* JOB 1 *
Please output the rows from the first one up to and including the line containing "colorbar-ticks-1: 0 50", keeping every character unchanged.

* SELECTION *
↓
Why is the validation set highly accurate , and the test set is only 2%, and the weighted loss is about 30% (acc is low)?

When I classify digital images for identification (sample distribution is not balanced),why is the validation set highly accurate , and the test set is only 2%, and the weighted loss is about 30% (accuracy is low)?
Is there any other way to improve the accuracy of the test set?

The distribution of my training set is:
train

all code is here:

# -*- coding: utf-8 -*-
"""
Created on Fri May 10 09:03:47 2019
测试加权损失函数的有效性,matlab代码的复现版
# https://ww2.mathworks.cn/matlabcentral/answers/461076-why-is-the-validation-set-highly-accurate-99-and-the-test-set-is-only-21-and-the-weighted-loss
@author: cuixingxing
"""

import torch
import torch.nn as nn
from torch.utils.data import DataLoader
import torchvision
import torchvision.transforms as transforms
import torch.nn.functional as F
import time
import os
import numpy as np

input_size = (1,28,28)

#%% 网络结构
class testNet(nn.Module):
    def __init__(self,input_size=input_size):
        super(testNet, self).__init__()
        self.conv1 = torch.nn.Sequential(
            torch.nn.Conv2d(1, 32, 3, 1, 1),
            torch.nn.BatchNorm2d(32),
            torch.nn.ReLU(),
            torch.nn.MaxPool2d(2))
        self.conv2 = torch.nn.Sequential(
            torch.nn.Conv2d(32, 64, 3, 1, 1),
            torch.nn.ReLU(),
            torch.nn.MaxPool2d(2))
        self.conv3 = torch.nn.Sequential(
            torch.nn.Conv2d(64, 64, 3, 1, 1),
            torch.nn.ReLU(),
            torch.nn.MaxPool2d(2))
↑
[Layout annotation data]
↓
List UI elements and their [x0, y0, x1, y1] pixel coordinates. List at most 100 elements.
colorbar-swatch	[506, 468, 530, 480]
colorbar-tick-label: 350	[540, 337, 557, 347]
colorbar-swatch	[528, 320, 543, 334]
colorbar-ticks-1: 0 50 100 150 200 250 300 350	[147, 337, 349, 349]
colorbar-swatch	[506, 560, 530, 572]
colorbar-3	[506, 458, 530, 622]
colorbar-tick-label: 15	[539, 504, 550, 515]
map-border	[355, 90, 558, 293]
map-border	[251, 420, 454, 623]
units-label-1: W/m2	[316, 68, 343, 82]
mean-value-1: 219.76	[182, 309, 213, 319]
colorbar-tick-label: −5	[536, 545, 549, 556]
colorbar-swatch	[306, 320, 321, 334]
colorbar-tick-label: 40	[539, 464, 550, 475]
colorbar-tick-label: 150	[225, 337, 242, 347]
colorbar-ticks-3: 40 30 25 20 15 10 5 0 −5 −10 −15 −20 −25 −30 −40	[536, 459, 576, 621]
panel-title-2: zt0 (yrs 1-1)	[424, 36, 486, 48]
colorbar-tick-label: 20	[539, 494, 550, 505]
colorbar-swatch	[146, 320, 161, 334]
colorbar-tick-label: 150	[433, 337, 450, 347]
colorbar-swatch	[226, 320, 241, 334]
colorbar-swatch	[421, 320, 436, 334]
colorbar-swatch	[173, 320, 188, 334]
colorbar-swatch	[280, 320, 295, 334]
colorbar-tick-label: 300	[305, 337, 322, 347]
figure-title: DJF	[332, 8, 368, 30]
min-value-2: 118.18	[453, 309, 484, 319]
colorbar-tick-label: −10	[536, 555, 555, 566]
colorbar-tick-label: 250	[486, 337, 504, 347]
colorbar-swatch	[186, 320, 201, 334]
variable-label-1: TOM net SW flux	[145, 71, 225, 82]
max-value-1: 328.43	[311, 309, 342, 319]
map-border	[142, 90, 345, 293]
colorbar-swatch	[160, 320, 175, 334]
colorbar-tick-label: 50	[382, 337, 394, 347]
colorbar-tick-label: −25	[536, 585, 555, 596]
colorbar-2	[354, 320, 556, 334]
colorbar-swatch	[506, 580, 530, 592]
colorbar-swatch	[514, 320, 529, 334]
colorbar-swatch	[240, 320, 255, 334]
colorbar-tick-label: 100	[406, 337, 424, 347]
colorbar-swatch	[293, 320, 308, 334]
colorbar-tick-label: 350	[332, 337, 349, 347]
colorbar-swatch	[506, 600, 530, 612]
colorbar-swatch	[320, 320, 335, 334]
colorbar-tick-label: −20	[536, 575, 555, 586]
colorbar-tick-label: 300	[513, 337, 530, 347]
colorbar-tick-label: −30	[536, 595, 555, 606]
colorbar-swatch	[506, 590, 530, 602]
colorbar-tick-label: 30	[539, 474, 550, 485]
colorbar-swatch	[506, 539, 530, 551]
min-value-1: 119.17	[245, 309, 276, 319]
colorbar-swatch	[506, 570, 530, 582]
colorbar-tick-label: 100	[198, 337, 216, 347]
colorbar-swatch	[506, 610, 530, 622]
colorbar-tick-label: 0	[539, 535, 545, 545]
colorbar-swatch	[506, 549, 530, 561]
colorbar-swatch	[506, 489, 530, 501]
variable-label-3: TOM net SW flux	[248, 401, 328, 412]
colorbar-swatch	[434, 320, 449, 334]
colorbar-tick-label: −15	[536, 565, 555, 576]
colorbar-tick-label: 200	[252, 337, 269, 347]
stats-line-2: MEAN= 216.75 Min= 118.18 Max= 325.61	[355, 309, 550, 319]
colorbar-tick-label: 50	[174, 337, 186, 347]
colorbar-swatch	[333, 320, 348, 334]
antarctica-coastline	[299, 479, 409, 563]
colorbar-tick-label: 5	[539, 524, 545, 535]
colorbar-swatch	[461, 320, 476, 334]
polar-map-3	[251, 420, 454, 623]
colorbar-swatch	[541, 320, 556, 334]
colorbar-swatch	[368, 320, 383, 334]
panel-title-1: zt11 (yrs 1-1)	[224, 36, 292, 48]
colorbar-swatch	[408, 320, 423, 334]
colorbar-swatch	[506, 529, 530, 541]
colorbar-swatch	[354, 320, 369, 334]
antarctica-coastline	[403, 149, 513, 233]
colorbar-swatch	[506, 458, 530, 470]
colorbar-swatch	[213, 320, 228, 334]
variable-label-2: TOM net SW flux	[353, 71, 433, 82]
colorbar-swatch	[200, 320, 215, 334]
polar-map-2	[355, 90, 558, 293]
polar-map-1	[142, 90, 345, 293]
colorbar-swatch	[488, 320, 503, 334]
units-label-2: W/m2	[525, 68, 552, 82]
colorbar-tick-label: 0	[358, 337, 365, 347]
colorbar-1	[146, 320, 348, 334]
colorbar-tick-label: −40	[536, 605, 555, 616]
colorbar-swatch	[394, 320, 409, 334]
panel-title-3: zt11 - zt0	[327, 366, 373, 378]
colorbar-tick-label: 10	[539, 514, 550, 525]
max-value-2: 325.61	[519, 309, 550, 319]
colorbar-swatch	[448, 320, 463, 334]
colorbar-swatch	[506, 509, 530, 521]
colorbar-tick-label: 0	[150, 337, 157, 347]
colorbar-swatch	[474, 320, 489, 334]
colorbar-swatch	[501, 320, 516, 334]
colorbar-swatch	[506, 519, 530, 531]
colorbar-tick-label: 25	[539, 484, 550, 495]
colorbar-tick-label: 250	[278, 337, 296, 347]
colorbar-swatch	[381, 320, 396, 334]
↑
* JOB 2 *
Answer these questions about the forum post:
(a) What accuracy does the post report for the test set?
(b) What figure does it give for the weighted loss?
(c) What value does the code assign to input_size?

* EXERCISE ANSWER 1 *
List UI elements and their [x0, y0, x1, y1] pixel coordinates. List at most 100 elements.
colorbar-swatch	[506, 468, 530, 480]
colorbar-tick-label: 350	[540, 337, 557, 347]
colorbar-swatch	[528, 320, 543, 334]
colorbar-ticks-1: 0 50 100 150 200 250 300 350	[147, 337, 349, 349]

* EXERCISE ANSWER 2 *
(a) Only 2%
(b) About 30%
(c) (1,28,28)